Stored data entries:

+--

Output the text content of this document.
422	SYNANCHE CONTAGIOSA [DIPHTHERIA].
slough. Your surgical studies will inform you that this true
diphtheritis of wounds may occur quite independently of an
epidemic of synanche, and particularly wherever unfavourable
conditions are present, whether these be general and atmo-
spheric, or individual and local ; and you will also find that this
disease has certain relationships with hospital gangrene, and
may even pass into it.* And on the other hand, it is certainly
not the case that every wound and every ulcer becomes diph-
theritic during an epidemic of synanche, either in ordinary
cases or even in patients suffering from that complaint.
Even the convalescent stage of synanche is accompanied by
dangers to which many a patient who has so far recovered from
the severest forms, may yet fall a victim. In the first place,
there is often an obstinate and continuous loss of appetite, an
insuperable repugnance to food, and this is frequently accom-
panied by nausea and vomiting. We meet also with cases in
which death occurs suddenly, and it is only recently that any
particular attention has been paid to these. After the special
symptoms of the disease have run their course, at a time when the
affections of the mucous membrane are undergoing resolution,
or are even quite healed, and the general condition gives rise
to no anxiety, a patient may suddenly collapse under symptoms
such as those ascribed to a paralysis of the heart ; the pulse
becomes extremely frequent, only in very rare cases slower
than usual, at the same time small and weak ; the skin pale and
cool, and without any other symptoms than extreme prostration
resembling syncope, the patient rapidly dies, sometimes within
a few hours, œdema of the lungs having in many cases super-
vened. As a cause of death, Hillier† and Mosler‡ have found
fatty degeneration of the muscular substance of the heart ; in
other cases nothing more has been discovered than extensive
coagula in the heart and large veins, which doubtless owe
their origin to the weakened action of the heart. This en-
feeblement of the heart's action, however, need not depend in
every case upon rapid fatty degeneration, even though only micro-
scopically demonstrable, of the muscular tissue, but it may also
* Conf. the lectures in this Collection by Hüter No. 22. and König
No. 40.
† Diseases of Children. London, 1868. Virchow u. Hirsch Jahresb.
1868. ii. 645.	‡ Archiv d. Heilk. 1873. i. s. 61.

+--

WHAT YOU ARE ASKED TO DO => Looking at the entries above, report how many of their lines include "suddenly", and add nothing else.

RESPONSE => 2